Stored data
#####

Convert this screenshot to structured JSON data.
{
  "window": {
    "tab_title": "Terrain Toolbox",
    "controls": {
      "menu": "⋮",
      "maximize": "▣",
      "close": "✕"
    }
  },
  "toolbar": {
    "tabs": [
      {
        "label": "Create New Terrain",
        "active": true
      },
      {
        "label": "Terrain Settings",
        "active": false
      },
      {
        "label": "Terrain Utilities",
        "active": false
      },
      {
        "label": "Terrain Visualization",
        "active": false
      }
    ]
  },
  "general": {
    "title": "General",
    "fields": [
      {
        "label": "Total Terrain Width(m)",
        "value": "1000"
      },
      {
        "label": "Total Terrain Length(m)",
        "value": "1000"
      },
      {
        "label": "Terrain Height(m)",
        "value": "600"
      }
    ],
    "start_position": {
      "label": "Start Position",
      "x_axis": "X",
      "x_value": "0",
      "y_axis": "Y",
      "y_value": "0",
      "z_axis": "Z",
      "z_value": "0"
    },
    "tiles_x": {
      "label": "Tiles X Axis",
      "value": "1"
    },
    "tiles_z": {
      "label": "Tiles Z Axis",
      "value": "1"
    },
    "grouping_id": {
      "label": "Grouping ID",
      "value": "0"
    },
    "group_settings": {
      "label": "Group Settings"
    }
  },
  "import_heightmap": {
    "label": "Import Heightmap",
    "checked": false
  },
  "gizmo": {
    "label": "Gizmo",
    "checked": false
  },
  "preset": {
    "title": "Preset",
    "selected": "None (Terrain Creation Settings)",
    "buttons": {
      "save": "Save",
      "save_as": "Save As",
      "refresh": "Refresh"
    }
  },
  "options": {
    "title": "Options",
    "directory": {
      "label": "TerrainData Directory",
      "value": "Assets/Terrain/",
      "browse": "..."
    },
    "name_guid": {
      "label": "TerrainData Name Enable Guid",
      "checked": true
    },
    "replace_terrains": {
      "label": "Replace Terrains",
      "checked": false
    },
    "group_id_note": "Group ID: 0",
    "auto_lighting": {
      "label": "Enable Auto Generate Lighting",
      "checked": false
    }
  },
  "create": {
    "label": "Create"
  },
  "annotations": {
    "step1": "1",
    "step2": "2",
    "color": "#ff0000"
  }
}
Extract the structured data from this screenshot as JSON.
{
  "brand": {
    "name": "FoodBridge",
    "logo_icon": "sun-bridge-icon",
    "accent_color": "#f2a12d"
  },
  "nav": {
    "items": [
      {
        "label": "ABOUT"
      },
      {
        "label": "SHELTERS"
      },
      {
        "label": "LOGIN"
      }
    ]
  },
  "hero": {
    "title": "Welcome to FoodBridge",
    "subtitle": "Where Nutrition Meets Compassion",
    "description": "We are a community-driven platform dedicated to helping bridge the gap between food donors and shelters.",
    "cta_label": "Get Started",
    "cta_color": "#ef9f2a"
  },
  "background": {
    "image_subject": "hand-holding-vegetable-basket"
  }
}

#####

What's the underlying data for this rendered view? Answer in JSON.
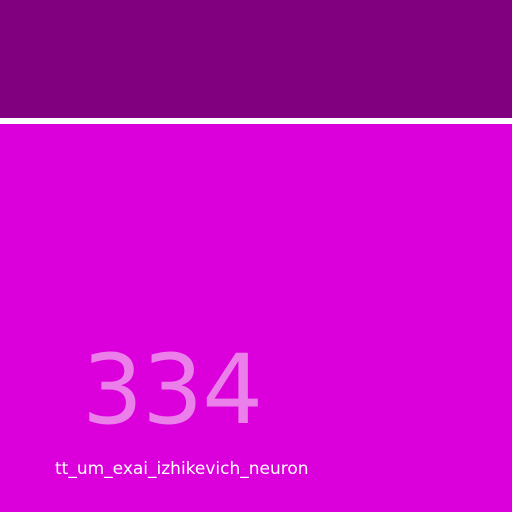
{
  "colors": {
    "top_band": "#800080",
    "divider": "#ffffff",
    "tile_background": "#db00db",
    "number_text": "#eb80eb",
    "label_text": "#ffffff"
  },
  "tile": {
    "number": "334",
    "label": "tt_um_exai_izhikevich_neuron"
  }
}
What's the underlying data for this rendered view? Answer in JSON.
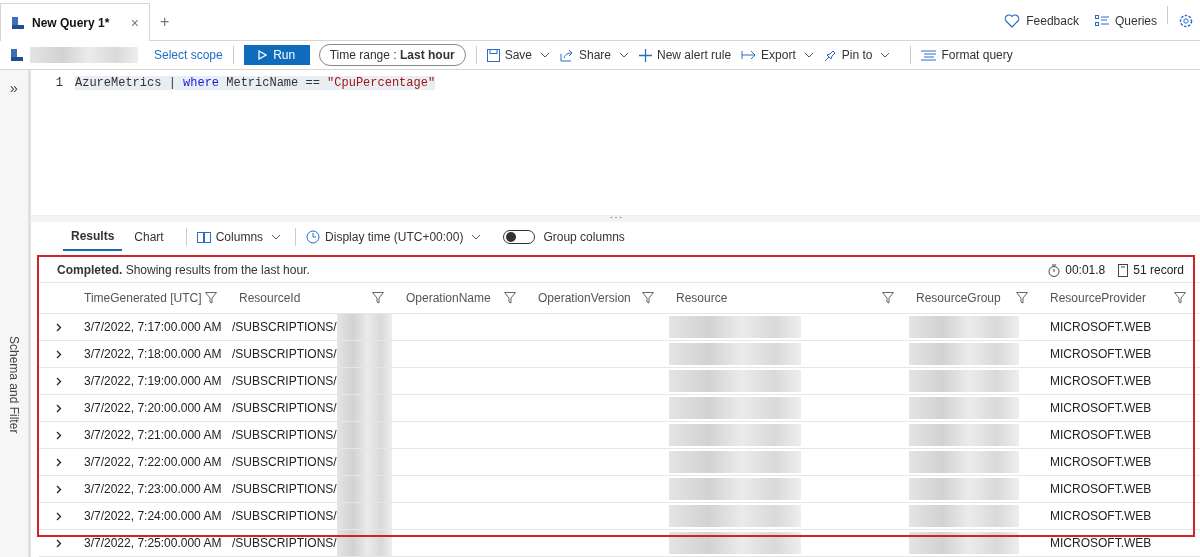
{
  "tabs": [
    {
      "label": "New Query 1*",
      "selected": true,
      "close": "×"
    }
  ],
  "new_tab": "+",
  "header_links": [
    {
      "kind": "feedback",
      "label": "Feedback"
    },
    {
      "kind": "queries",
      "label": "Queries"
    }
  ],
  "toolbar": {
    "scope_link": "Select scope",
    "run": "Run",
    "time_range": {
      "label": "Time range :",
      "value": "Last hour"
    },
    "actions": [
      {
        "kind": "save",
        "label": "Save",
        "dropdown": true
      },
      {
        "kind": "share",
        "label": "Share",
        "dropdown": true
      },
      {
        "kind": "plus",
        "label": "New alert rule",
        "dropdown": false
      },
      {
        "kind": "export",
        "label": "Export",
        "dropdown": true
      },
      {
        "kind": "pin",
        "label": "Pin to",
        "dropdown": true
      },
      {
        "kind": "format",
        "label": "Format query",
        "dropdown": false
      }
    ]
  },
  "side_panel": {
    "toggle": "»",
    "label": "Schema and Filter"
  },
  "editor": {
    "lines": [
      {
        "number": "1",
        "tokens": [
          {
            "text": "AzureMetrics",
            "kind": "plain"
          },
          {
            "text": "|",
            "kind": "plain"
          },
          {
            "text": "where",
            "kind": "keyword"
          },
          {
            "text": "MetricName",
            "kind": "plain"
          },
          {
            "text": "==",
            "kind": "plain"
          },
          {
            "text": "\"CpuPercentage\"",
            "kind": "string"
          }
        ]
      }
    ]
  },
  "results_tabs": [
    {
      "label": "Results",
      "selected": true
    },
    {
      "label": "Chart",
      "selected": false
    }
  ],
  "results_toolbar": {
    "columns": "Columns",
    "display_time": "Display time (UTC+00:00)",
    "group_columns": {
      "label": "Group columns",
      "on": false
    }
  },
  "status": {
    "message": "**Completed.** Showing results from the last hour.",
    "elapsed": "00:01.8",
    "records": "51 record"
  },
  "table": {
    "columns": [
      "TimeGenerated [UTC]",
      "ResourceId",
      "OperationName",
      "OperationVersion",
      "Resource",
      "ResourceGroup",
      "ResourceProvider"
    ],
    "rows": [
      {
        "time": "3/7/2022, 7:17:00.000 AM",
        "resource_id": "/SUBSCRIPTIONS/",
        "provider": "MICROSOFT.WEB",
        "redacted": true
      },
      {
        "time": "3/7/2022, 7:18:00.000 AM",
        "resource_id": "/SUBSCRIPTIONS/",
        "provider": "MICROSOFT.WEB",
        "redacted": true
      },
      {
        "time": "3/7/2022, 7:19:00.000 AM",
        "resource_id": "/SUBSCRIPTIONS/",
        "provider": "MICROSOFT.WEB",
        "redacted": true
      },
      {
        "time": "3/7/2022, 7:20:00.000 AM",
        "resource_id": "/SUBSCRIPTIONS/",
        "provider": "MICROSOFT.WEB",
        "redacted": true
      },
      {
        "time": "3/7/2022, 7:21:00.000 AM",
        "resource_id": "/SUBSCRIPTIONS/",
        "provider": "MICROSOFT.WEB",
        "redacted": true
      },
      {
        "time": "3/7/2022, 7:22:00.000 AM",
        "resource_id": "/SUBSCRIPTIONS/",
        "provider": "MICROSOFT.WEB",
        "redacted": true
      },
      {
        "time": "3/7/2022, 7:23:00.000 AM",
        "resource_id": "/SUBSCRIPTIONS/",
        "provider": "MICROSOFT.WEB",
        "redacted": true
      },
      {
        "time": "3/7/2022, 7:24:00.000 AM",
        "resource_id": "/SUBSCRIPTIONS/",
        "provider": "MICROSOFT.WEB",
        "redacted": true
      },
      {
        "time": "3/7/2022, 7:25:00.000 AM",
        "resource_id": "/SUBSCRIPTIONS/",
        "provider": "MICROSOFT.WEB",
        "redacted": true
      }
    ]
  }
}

#####

• What you should do: The word "this" may turn up on some lines of these records; say how many, with no other words.

• Correct result: 4